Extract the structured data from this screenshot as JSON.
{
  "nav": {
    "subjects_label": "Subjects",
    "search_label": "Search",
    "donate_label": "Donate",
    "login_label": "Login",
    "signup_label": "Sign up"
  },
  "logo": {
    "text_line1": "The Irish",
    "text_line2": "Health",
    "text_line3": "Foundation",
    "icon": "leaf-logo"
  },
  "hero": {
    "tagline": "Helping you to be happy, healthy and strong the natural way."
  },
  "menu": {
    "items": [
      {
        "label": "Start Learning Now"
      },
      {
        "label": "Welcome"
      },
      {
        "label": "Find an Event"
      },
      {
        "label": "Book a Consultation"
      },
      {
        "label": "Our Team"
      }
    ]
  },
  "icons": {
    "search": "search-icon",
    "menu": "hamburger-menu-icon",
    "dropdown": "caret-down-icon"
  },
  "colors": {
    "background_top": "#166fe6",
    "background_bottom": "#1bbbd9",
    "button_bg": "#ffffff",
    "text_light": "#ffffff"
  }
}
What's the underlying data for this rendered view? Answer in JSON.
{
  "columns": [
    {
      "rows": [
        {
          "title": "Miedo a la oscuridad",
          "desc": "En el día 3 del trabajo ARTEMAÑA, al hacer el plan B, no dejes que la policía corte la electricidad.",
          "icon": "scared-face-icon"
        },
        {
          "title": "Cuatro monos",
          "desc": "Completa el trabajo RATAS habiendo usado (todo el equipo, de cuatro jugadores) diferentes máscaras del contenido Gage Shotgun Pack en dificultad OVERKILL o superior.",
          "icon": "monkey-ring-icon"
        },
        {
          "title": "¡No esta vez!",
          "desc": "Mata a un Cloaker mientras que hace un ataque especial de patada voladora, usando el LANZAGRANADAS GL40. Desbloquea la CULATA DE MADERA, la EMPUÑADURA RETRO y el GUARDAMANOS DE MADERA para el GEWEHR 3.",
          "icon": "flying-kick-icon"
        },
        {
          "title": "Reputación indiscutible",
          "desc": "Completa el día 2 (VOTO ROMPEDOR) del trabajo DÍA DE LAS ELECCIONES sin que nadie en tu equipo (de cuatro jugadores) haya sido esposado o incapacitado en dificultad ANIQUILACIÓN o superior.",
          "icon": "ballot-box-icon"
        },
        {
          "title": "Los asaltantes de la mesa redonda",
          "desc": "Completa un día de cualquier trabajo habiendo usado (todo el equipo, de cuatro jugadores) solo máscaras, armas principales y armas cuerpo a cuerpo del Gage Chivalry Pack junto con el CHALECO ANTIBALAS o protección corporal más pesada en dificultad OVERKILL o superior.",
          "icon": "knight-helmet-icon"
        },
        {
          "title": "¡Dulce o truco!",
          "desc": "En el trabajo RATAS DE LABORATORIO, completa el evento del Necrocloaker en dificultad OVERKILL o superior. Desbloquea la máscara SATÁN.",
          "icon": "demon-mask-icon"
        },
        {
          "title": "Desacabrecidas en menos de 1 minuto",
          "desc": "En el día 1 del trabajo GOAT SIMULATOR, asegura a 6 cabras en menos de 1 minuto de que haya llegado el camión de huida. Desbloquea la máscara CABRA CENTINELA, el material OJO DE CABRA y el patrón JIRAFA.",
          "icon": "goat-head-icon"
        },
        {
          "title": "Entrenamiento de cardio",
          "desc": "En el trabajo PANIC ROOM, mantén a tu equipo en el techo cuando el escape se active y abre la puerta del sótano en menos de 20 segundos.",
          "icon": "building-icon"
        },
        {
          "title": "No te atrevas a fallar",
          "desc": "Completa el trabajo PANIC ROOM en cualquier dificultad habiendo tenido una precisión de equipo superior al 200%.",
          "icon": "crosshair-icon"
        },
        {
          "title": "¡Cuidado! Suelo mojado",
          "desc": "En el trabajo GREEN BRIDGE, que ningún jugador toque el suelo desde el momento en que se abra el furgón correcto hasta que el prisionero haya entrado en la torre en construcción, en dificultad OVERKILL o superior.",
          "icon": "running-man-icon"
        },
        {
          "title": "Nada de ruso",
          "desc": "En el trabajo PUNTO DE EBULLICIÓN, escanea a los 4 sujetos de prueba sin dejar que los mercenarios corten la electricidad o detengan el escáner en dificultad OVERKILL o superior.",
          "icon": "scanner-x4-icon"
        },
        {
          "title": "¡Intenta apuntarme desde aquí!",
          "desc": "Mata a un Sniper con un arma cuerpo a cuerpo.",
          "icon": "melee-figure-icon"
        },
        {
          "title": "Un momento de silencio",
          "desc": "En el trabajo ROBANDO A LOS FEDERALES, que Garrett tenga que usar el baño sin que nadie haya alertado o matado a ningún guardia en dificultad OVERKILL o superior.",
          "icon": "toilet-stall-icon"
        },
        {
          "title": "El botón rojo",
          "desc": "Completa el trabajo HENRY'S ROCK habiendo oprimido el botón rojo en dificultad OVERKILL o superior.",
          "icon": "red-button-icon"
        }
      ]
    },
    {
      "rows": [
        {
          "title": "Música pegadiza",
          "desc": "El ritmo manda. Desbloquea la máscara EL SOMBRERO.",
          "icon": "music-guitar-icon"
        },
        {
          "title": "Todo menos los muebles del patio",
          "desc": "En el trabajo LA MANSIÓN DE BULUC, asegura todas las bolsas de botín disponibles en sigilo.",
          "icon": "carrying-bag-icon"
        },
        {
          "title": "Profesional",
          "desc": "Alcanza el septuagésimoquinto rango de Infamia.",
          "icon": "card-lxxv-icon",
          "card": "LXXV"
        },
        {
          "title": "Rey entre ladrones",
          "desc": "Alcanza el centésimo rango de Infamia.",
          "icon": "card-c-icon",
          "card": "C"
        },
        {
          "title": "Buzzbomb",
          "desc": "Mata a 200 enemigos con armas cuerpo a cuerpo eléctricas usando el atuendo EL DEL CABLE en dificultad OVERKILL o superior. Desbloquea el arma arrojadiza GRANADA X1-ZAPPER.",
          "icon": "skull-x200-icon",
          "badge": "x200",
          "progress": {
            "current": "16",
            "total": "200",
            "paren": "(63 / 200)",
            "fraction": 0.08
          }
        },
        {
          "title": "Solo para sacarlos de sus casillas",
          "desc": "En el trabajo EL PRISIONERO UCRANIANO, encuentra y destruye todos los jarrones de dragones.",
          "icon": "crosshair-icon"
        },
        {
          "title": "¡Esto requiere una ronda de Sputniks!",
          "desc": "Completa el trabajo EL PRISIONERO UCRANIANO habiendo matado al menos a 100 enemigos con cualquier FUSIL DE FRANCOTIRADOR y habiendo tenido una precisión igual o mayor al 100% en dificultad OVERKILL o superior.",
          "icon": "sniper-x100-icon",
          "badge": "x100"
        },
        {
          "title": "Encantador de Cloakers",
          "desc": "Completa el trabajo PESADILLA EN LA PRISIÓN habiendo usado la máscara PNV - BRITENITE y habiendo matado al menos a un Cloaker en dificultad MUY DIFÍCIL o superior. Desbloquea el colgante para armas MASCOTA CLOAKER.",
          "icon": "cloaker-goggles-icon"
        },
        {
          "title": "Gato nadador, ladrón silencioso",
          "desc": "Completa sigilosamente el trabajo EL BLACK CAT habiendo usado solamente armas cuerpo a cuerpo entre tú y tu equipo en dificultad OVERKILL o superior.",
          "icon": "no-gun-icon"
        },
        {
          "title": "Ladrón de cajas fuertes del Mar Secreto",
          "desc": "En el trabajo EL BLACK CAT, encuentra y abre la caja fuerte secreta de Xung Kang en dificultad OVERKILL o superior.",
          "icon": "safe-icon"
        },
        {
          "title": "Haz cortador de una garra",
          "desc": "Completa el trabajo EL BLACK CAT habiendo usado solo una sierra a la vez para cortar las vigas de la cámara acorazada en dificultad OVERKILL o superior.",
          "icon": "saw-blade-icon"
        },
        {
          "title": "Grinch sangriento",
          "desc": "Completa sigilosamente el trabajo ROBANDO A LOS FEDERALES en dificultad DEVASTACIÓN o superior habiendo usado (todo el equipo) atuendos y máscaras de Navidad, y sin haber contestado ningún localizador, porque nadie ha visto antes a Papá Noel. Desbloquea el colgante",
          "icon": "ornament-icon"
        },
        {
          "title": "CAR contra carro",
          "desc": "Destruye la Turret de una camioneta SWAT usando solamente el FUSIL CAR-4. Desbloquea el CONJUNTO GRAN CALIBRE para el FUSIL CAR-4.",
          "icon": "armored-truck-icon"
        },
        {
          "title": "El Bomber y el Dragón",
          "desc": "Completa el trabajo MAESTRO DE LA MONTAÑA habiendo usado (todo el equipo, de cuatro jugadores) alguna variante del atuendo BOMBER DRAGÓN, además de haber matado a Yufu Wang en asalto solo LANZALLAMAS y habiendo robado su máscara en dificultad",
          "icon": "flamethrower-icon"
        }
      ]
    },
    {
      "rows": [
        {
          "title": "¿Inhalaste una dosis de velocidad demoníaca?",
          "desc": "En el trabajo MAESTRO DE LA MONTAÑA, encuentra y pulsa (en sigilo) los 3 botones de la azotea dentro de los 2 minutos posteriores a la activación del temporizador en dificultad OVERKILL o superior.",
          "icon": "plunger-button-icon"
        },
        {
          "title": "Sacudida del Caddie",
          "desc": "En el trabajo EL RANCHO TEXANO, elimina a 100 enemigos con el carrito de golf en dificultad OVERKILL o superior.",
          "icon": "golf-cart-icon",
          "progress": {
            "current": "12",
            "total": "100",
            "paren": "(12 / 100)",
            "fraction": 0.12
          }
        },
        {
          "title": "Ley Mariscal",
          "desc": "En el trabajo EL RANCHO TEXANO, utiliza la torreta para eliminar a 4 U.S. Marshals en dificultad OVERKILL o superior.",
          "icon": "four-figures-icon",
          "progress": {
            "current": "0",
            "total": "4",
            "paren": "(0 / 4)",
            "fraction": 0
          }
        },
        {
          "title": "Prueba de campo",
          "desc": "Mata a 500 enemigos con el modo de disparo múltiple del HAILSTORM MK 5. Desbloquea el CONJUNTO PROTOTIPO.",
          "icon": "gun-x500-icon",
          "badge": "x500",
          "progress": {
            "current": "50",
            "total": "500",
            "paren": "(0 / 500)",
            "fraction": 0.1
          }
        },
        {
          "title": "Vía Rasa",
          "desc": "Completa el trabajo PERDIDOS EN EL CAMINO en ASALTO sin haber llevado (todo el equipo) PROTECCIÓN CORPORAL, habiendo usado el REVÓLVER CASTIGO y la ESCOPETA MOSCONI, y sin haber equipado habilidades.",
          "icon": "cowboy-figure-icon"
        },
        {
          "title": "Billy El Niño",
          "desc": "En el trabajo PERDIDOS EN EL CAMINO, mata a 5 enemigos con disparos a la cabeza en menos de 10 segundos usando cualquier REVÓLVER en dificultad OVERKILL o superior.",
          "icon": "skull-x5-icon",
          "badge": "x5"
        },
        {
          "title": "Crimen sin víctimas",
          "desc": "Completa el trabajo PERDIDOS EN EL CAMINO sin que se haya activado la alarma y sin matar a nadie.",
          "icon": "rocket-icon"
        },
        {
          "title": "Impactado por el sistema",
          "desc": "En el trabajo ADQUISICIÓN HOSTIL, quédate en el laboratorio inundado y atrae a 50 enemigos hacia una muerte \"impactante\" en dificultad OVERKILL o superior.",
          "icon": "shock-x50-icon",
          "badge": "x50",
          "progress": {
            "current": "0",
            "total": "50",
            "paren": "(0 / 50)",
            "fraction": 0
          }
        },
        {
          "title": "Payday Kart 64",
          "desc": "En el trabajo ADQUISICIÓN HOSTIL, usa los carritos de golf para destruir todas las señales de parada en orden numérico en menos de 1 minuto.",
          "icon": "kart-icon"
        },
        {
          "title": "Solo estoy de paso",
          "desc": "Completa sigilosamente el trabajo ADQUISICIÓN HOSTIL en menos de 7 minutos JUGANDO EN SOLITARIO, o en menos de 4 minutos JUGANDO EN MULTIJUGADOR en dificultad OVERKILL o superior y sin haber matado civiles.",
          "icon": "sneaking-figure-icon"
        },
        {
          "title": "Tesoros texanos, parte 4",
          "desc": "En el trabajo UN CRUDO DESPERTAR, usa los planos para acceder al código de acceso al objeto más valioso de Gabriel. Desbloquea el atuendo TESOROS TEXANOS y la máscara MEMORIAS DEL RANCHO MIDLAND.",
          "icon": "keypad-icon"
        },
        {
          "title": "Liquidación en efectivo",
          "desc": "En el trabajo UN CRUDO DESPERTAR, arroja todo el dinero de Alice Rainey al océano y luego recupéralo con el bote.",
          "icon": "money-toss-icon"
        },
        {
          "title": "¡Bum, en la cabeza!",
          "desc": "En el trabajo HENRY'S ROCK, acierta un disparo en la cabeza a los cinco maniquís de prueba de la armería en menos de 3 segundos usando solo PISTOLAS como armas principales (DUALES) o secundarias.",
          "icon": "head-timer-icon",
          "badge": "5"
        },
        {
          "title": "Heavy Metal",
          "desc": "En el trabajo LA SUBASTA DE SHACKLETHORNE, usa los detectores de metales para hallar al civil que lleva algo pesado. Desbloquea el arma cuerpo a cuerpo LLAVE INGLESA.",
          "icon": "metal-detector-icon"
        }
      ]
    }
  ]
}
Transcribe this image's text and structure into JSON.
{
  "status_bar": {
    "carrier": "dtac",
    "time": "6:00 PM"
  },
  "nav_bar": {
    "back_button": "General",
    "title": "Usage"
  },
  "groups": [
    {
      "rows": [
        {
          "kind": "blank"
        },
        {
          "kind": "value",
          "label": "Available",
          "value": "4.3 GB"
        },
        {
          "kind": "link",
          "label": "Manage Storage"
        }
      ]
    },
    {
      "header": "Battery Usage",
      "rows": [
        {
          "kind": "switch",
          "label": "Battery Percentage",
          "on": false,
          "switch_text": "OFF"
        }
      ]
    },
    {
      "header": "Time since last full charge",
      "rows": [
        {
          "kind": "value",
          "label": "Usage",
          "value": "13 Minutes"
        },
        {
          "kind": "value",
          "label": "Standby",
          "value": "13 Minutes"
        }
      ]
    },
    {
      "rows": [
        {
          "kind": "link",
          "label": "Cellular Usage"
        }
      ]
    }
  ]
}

» **Short problem**
Report all lines of the material that contain the word "rango".

» **Completed task**
          "desc": "Alcanza el septuagésimoquinto rango de Infamia.",
          "desc": "Alcanza el centésimo rango de Infamia.",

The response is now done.